WHAT THE TASK REQUIRES. The records are to be copied word for word, and the pictures dropped.

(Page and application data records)
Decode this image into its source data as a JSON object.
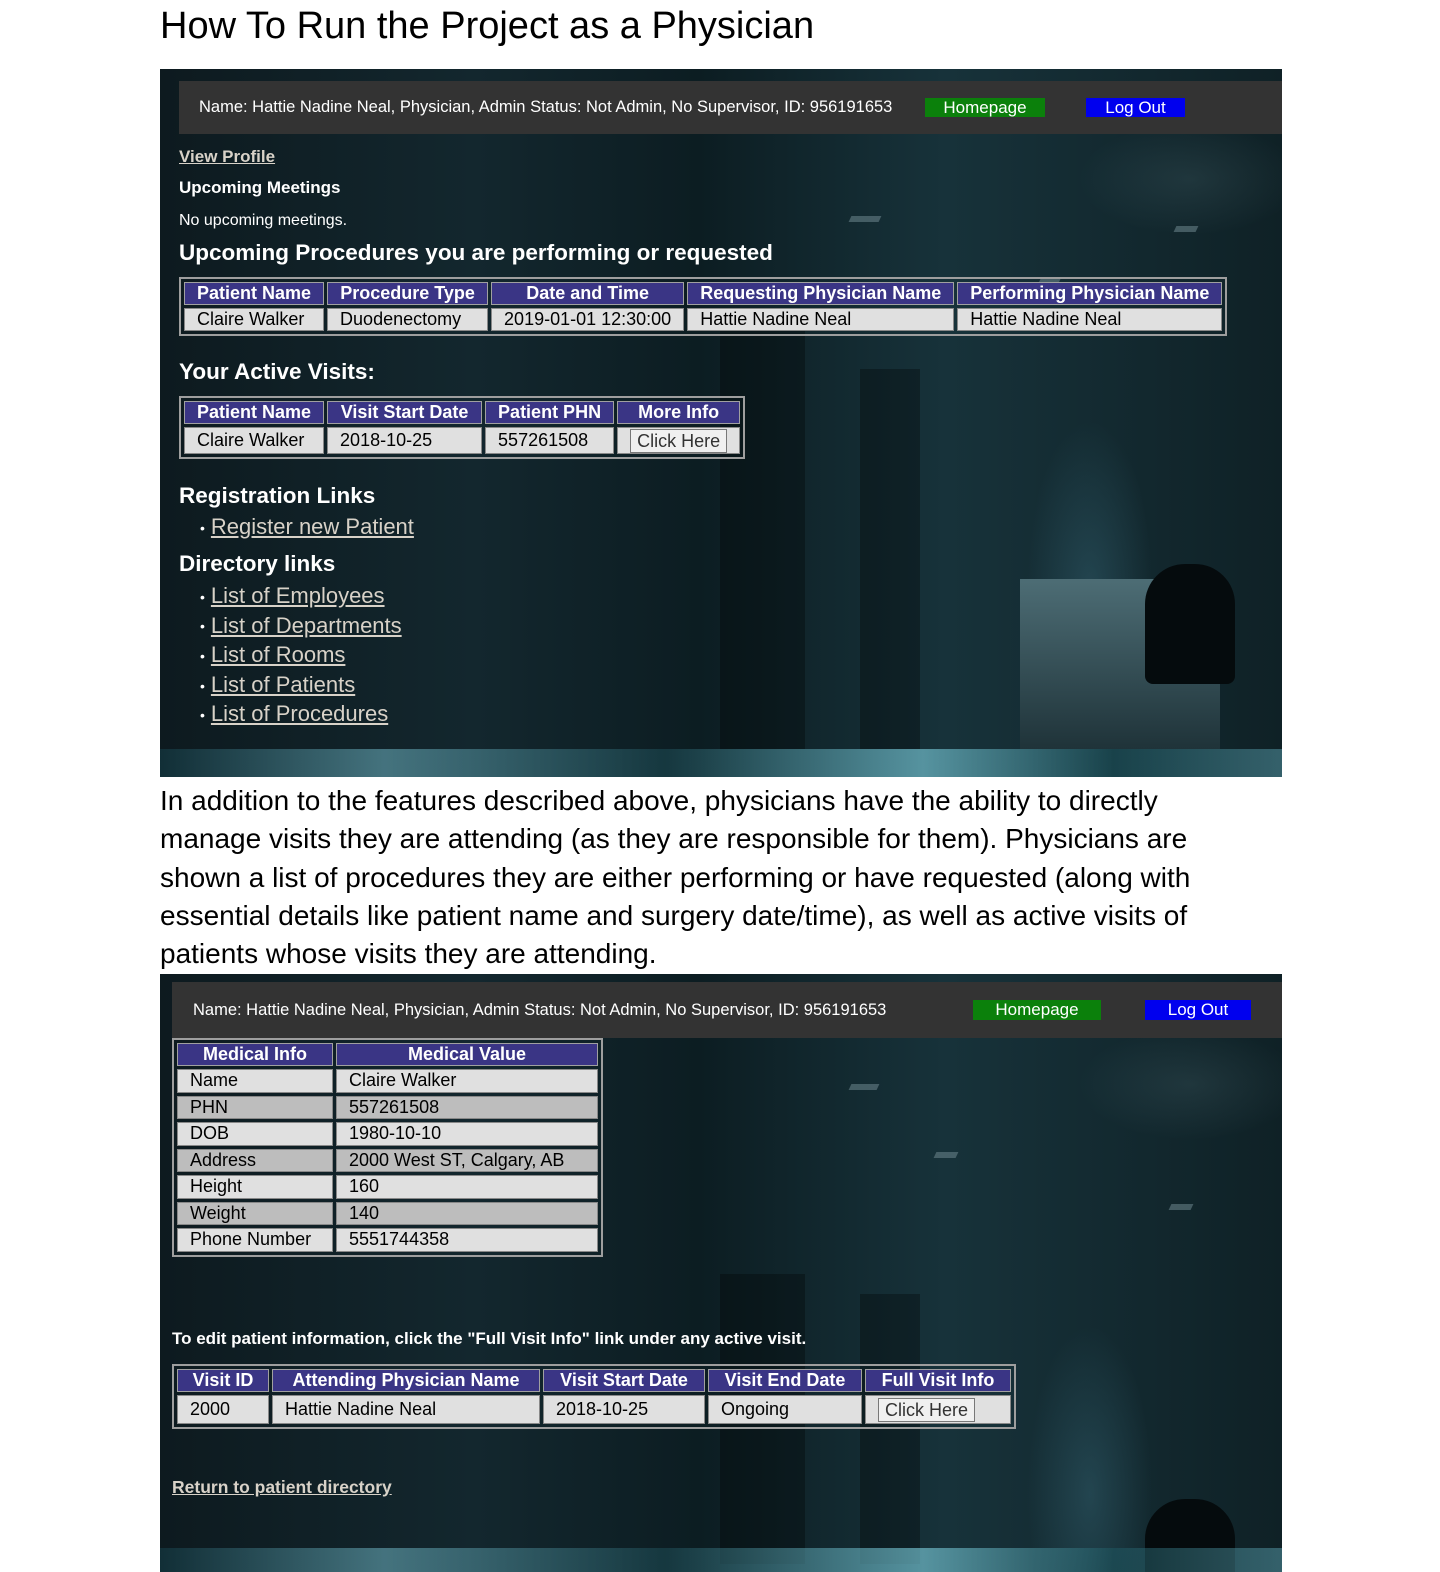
{
  "doc": {
    "title": "How To Run the Project as a Physician",
    "paragraph": "In addition to the features described above, physicians have the ability to directly manage visits they are attending (as they are responsible for them). Physicians  are shown a list of procedures they are either performing or have requested (along with essential details like patient name and surgery date/time), as well as active visits of patients whose visits they are attending."
  },
  "header": {
    "user_info": "Name: Hattie Nadine Neal, Physician, Admin Status: Not Admin, No Supervisor, ID: 956191653",
    "homepage_label": "Homepage",
    "logout_label": "Log Out",
    "homepage_color": "#0b800b",
    "logout_color": "#0000ee"
  },
  "dashboard": {
    "view_profile": "View Profile",
    "upcoming_meetings_heading": "Upcoming Meetings",
    "no_meetings": "No upcoming meetings.",
    "procedures_heading": "Upcoming Procedures you are performing or requested",
    "procedures_columns": [
      "Patient Name",
      "Procedure Type",
      "Date and Time",
      "Requesting Physician Name",
      "Performing Physician Name"
    ],
    "procedures_rows": [
      [
        "Claire Walker",
        "Duodenectomy",
        "2019-01-01 12:30:00",
        "Hattie Nadine Neal",
        "Hattie Nadine Neal"
      ]
    ],
    "visits_heading": "Your Active Visits:",
    "visits_columns": [
      "Patient Name",
      "Visit Start Date",
      "Patient PHN",
      "More Info"
    ],
    "visits_row": {
      "patient": "Claire Walker",
      "start": "2018-10-25",
      "phn": "557261508",
      "button": "Click Here"
    },
    "registration_heading": "Registration Links",
    "registration_links": [
      "Register new Patient"
    ],
    "directory_heading": "Directory links",
    "directory_links": [
      "List of Employees",
      "List of Departments",
      "List of Rooms",
      "List of Patients",
      "List of Procedures"
    ]
  },
  "patient_page": {
    "medical_columns": [
      "Medical Info",
      "Medical Value"
    ],
    "medical_rows": [
      [
        "Name",
        "Claire Walker"
      ],
      [
        "PHN",
        "557261508"
      ],
      [
        "DOB",
        "1980-10-10"
      ],
      [
        "Address",
        "2000 West ST, Calgary, AB"
      ],
      [
        "Height",
        "160"
      ],
      [
        "Weight",
        "140"
      ],
      [
        "Phone Number",
        "5551744358"
      ]
    ],
    "edit_note": "To edit patient information, click the \"Full Visit Info\" link under any active visit.",
    "visit_columns": [
      "Visit ID",
      "Attending Physician Name",
      "Visit Start Date",
      "Visit End Date",
      "Full Visit Info"
    ],
    "visit_row": {
      "id": "2000",
      "physician": "Hattie Nadine Neal",
      "start": "2018-10-25",
      "end": "Ongoing",
      "button": "Click Here"
    },
    "return_link": "Return to patient directory"
  }
}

SOLVED EXERCISE.
Decode this image into its source data as a JSON object.
{
  "doc": {
    "title": "How To Run the Project as a Physician",
    "paragraph": "In addition to the features described above, physicians have the ability to directly manage visits they are attending (as they are responsible for them). Physicians  are shown a list of procedures they are either performing or have requested (along with essential details like patient name and surgery date/time), as well as active visits of patients whose visits they are attending."
  },
  "header": {
    "user_info": "Name: Hattie Nadine Neal, Physician, Admin Status: Not Admin, No Supervisor, ID: 956191653",
    "homepage_label": "Homepage",
    "logout_label": "Log Out",
    "homepage_color": "#0b800b",
    "logout_color": "#0000ee"
  },
  "dashboard": {
    "view_profile": "View Profile",
    "upcoming_meetings_heading": "Upcoming Meetings",
    "no_meetings": "No upcoming meetings.",
    "procedures_heading": "Upcoming Procedures you are performing or requested",
    "procedures_columns": [
      "Patient Name",
      "Procedure Type",
      "Date and Time",
      "Requesting Physician Name",
      "Performing Physician Name"
    ],
    "procedures_rows": [
      [
        "Claire Walker",
        "Duodenectomy",
        "2019-01-01 12:30:00",
        "Hattie Nadine Neal",
        "Hattie Nadine Neal"
      ]
    ],
    "visits_heading": "Your Active Visits:",
    "visits_columns": [
      "Patient Name",
      "Visit Start Date",
      "Patient PHN",
      "More Info"
    ],
    "visits_row": {
      "patient": "Claire Walker",
      "start": "2018-10-25",
      "phn": "557261508",
      "button": "Click Here"
    },
    "registration_heading": "Registration Links",
    "registration_links": [
      "Register new Patient"
    ],
    "directory_heading": "Directory links",
    "directory_links": [
      "List of Employees",
      "List of Departments",
      "List of Rooms",
      "List of Patients",
      "List of Procedures"
    ]
  },
  "patient_page": {
    "medical_columns": [
      "Medical Info",
      "Medical Value"
    ],
    "medical_rows": [
      [
        "Name",
        "Claire Walker"
      ],
      [
        "PHN",
        "557261508"
      ],
      [
        "DOB",
        "1980-10-10"
      ],
      [
        "Address",
        "2000 West ST, Calgary, AB"
      ],
      [
        "Height",
        "160"
      ],
      [
        "Weight",
        "140"
      ],
      [
        "Phone Number",
        "5551744358"
      ]
    ],
    "edit_note": "To edit patient information, click the \"Full Visit Info\" link under any active visit.",
    "visit_columns": [
      "Visit ID",
      "Attending Physician Name",
      "Visit Start Date",
      "Visit End Date",
      "Full Visit Info"
    ],
    "visit_row": {
      "id": "2000",
      "physician": "Hattie Nadine Neal",
      "start": "2018-10-25",
      "end": "Ongoing",
      "button": "Click Here"
    },
    "return_link": "Return to patient directory"
  }
}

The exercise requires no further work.